Problem to work on: From the entries below, copy every line holding the word "Boston".

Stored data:
──────────

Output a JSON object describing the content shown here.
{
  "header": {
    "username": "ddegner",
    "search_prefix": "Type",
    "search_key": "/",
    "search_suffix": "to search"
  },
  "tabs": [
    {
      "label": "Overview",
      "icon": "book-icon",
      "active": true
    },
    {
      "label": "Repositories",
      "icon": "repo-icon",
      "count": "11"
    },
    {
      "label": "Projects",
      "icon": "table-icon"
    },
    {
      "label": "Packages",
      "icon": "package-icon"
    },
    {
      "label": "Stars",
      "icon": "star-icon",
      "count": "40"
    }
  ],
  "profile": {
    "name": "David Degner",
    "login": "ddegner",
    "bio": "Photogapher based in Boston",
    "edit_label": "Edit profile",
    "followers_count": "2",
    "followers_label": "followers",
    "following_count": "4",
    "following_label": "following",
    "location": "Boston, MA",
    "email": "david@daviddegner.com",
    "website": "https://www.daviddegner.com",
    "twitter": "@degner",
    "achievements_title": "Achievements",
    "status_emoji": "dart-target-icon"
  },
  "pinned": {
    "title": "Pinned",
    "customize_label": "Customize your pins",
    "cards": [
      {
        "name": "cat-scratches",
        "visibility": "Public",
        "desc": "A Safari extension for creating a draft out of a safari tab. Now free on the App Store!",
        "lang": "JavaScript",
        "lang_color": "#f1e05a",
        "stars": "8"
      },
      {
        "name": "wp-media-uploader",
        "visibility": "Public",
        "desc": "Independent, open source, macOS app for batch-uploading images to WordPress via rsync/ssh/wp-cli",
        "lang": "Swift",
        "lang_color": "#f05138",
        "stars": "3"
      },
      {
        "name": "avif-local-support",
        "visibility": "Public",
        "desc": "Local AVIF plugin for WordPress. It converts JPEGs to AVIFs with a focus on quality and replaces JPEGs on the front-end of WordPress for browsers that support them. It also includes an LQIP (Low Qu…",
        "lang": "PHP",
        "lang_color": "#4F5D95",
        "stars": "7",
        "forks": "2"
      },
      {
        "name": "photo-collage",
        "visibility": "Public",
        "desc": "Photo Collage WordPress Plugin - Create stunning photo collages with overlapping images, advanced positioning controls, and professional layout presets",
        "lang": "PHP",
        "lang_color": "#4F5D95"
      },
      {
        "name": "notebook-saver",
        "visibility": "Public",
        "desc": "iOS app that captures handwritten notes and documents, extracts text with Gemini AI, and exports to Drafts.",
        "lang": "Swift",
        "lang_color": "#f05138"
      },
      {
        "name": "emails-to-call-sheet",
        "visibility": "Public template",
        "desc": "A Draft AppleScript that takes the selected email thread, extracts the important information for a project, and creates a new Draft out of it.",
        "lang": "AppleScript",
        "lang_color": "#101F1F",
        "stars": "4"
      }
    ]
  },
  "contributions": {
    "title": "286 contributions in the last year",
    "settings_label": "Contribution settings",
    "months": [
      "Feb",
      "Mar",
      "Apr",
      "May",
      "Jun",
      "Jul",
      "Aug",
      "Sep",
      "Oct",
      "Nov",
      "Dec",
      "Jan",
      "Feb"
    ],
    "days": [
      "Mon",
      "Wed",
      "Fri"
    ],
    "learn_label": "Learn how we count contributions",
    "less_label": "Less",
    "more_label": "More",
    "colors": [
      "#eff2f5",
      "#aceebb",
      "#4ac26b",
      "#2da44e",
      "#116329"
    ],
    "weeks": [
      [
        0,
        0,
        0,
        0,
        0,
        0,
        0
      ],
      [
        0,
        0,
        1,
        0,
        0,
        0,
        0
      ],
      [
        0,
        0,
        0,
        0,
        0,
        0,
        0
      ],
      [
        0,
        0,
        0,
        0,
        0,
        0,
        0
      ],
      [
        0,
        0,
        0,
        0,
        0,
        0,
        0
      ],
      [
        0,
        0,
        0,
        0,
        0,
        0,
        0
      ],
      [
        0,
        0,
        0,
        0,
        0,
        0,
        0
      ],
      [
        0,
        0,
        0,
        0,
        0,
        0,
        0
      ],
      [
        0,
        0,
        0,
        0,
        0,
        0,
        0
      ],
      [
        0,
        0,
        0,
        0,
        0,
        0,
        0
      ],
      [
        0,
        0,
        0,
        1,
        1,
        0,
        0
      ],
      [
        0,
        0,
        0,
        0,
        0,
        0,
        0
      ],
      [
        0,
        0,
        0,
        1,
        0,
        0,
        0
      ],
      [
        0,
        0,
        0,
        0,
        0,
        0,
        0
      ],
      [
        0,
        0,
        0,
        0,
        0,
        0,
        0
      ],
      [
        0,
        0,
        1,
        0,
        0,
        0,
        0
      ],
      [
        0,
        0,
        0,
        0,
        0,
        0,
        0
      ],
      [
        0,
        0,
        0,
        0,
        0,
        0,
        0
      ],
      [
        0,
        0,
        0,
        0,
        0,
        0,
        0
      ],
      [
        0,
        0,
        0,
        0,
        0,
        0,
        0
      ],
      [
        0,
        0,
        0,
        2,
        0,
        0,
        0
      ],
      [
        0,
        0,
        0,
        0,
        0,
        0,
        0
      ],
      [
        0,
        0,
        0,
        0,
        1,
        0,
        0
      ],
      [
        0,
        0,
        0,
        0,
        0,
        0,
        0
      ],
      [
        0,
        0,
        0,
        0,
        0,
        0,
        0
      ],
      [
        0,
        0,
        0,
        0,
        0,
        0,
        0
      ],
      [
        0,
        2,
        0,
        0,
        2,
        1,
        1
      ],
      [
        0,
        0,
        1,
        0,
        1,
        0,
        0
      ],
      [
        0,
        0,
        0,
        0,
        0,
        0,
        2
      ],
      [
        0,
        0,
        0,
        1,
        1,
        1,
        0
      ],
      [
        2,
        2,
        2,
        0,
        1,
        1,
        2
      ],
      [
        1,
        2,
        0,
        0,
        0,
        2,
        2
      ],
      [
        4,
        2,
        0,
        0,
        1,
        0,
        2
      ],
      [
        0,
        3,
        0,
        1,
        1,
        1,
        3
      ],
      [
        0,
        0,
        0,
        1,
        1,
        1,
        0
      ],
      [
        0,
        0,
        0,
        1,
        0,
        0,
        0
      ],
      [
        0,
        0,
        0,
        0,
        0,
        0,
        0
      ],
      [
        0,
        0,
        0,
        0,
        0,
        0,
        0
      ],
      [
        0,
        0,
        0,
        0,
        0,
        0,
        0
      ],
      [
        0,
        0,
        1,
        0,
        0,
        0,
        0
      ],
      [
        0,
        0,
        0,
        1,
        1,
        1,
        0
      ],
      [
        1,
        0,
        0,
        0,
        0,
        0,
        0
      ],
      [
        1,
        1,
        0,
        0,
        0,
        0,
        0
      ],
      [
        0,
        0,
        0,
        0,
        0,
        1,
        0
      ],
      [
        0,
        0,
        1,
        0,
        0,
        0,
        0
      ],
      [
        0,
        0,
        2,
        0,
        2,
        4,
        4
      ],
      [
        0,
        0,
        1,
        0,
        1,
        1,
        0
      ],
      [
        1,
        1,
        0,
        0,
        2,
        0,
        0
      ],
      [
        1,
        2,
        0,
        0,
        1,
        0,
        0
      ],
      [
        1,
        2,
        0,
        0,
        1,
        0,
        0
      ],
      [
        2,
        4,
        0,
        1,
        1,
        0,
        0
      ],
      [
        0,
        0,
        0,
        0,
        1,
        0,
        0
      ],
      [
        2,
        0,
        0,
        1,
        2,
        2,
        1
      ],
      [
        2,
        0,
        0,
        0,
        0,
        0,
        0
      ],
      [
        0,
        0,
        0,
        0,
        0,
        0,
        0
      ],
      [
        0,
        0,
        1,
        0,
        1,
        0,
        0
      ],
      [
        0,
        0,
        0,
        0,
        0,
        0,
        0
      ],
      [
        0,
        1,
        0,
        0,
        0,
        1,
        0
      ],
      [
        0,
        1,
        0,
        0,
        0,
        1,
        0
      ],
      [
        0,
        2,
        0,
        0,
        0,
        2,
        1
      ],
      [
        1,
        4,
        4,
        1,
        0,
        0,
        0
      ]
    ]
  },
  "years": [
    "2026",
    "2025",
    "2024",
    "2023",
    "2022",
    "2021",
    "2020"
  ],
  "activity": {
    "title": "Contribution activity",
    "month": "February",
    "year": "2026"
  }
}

──────────

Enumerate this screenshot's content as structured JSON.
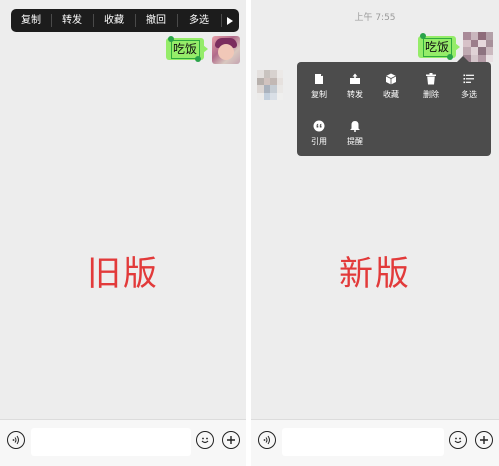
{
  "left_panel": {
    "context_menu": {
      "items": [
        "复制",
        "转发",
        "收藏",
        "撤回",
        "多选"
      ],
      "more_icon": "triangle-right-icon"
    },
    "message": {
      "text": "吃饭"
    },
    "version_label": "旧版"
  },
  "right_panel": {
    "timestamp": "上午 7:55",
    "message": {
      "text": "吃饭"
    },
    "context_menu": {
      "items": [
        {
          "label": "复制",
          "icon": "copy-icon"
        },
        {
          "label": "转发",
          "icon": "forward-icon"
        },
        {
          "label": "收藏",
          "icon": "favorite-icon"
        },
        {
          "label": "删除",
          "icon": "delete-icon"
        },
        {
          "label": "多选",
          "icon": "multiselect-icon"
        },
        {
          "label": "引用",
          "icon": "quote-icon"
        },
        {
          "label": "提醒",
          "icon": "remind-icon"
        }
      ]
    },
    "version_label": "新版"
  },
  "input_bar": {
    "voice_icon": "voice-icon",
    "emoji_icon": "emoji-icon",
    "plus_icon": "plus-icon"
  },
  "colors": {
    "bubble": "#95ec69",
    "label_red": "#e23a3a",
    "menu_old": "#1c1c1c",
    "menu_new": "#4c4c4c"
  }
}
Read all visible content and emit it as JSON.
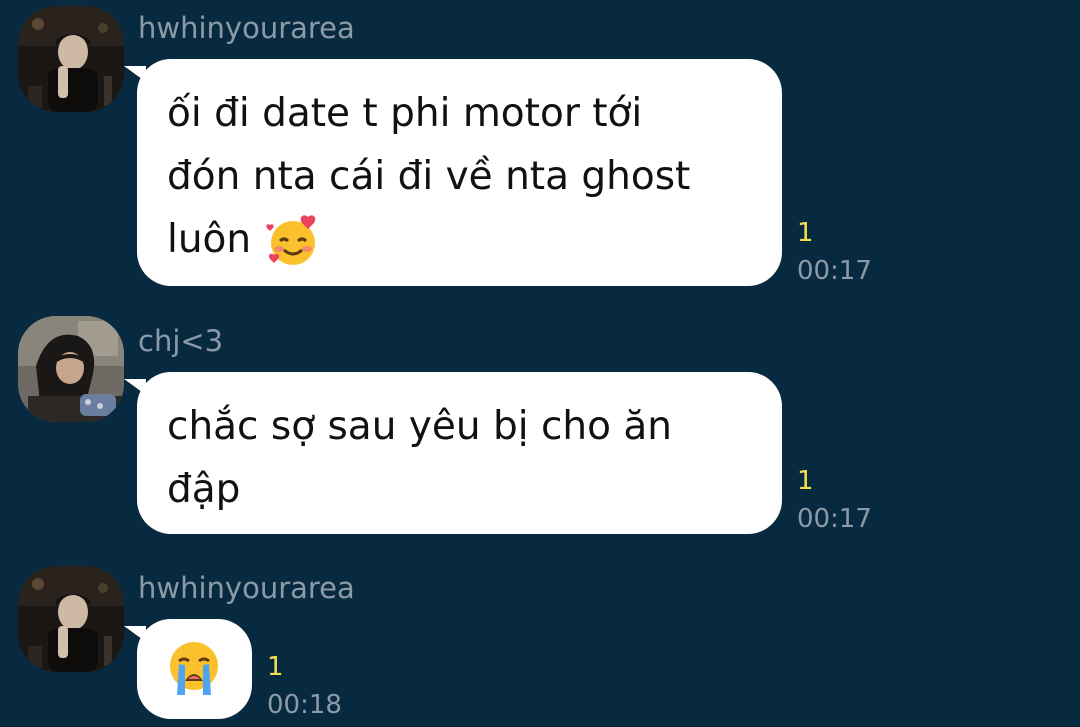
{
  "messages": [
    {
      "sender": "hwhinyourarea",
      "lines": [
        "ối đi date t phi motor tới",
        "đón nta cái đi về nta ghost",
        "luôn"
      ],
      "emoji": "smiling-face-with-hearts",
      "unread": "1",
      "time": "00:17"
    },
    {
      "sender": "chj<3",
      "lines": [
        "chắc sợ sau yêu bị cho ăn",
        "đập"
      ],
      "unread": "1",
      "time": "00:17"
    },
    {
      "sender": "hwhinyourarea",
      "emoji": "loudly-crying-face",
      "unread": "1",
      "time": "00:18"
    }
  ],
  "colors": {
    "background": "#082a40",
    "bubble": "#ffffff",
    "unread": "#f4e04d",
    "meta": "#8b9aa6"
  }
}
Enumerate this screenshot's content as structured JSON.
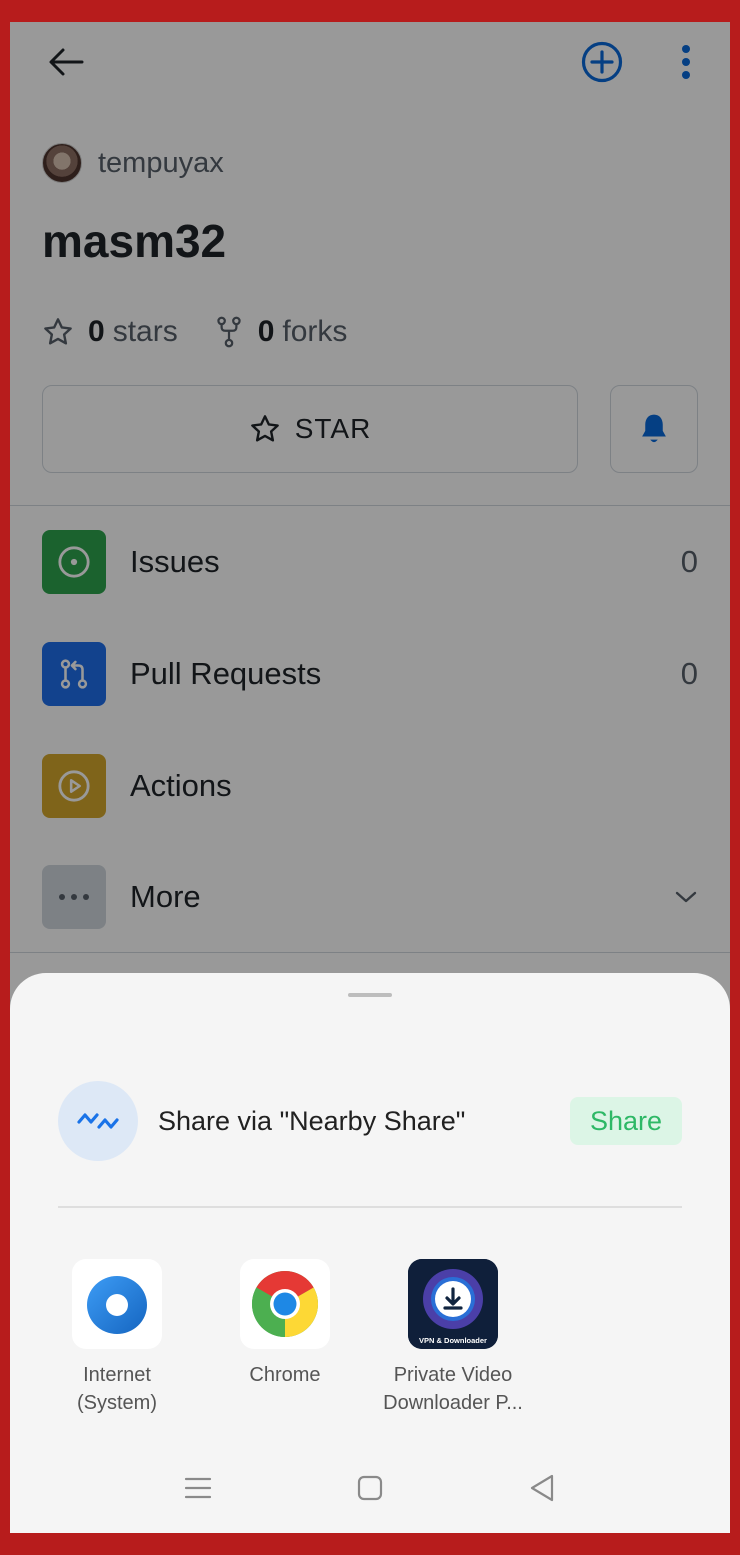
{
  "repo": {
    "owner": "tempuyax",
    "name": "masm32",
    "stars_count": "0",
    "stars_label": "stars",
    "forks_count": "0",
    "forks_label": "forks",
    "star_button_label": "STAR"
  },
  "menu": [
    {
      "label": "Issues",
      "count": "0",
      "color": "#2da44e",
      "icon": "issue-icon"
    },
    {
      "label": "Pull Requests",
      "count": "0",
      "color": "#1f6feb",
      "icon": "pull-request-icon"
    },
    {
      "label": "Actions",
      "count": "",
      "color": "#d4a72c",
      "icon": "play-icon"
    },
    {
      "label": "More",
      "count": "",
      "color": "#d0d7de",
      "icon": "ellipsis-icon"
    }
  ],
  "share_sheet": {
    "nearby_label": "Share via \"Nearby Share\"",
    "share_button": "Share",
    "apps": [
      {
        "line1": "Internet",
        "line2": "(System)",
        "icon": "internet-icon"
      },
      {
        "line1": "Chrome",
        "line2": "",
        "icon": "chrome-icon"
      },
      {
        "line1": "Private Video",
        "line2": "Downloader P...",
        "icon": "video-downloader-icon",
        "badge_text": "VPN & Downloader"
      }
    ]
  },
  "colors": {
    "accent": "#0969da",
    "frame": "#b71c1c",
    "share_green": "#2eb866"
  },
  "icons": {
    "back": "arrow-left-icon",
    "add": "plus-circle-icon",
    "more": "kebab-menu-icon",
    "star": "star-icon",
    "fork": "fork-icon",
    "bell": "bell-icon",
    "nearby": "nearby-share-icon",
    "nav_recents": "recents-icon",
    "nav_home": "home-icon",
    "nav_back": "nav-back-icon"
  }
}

──────────

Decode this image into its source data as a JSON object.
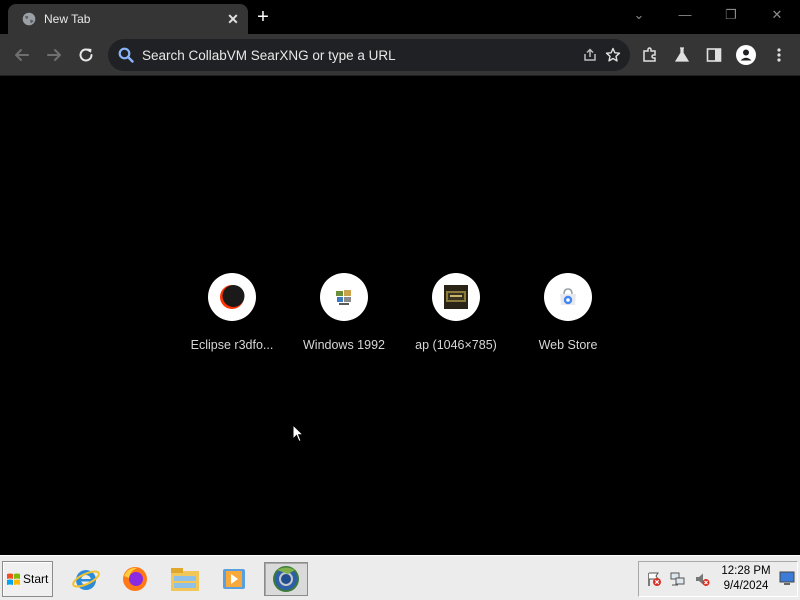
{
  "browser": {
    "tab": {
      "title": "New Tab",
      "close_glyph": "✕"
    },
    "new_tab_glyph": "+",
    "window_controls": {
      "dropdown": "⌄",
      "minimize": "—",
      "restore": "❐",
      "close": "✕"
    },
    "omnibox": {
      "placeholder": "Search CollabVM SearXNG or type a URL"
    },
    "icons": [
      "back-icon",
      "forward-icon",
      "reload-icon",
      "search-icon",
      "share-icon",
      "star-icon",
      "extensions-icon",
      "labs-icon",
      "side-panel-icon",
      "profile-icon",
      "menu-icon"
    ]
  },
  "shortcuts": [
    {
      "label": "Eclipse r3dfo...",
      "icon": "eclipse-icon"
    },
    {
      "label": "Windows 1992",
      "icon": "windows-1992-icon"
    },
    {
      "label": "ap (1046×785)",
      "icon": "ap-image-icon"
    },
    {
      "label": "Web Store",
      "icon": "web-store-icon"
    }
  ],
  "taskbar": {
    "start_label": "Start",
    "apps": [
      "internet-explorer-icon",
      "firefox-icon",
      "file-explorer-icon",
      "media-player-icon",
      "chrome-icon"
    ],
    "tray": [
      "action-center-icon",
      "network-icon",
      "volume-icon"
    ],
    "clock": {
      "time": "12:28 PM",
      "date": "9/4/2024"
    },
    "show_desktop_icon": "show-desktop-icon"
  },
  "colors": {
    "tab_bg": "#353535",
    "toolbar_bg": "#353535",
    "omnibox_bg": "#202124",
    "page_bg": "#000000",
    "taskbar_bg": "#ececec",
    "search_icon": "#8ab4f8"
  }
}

──────────

Result of this task:
    "bio": "Photogapher based in Boston",
    "location": "Boston, MA",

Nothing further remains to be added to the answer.